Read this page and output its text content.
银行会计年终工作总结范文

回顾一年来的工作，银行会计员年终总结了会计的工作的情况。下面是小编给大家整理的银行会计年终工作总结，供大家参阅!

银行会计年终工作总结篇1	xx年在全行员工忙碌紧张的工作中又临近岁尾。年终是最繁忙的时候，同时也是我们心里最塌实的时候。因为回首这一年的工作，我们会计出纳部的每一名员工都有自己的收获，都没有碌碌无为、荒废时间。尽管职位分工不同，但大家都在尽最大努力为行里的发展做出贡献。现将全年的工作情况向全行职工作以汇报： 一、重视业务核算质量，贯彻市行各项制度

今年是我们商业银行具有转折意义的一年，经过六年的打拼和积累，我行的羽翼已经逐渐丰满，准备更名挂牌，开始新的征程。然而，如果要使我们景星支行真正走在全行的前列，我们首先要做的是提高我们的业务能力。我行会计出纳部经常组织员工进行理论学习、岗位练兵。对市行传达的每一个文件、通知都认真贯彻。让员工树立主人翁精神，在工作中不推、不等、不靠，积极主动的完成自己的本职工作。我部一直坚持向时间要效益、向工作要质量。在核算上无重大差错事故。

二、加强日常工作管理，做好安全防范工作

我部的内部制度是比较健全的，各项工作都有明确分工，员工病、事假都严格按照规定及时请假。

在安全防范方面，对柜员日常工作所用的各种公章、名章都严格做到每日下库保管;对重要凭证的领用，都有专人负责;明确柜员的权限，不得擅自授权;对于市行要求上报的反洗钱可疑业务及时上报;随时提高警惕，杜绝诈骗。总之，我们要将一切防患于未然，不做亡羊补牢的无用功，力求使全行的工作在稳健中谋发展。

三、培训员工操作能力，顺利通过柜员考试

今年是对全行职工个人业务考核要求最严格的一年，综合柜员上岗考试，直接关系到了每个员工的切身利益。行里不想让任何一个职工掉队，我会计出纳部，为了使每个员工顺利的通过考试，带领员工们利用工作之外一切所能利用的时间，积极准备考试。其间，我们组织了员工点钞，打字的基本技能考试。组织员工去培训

━━━━━━━━━━━━━━━━━━━━

**To be done:** Repeat the data precisely, reproducing every entry.

**Finished exercise:**
Read this page and output its text content.
银行会计年终工作总结范文

回顾一年来的工作，银行会计员年终总结了会计的工作的情况。下面是小编给大家整理的银行会计年终工作总结，供大家参阅!

银行会计年终工作总结篇1	xx年在全行员工忙碌紧张的工作中又临近岁尾。年终是最繁忙的时候，同时也是我们心里最塌实的时候。因为回首这一年的工作，我们会计出纳部的每一名员工都有自己的收获，都没有碌碌无为、荒废时间。尽管职位分工不同，但大家都在尽最大努力为行里的发展做出贡献。现将全年的工作情况向全行职工作以汇报： 一、重视业务核算质量，贯彻市行各项制度

今年是我们商业银行具有转折意义的一年，经过六年的打拼和积累，我行的羽翼已经逐渐丰满，准备更名挂牌，开始新的征程。然而，如果要使我们景星支行真正走在全行的前列，我们首先要做的是提高我们的业务能力。我行会计出纳部经常组织员工进行理论学习、岗位练兵。对市行传达的每一个文件、通知都认真贯彻。让员工树立主人翁精神，在工作中不推、不等、不靠，积极主动的完成自己的本职工作。我部一直坚持向时间要效益、向工作要质量。在核算上无重大差错事故。

二、加强日常工作管理，做好安全防范工作

我部的内部制度是比较健全的，各项工作都有明确分工，员工病、事假都严格按照规定及时请假。

在安全防范方面，对柜员日常工作所用的各种公章、名章都严格做到每日下库保管;对重要凭证的领用，都有专人负责;明确柜员的权限，不得擅自授权;对于市行要求上报的反洗钱可疑业务及时上报;随时提高警惕，杜绝诈骗。总之，我们要将一切防患于未然，不做亡羊补牢的无用功，力求使全行的工作在稳健中谋发展。

三、培训员工操作能力，顺利通过柜员考试

今年是对全行职工个人业务考核要求最严格的一年，综合柜员上岗考试，直接关系到了每个员工的切身利益。行里不想让任何一个职工掉队，我会计出纳部，为了使每个员工顺利的通过考试，带领员工们利用工作之外一切所能利用的时间，积极准备考试。其间，我们组织了员工点钞，打字的基本技能考试。组织员工去培训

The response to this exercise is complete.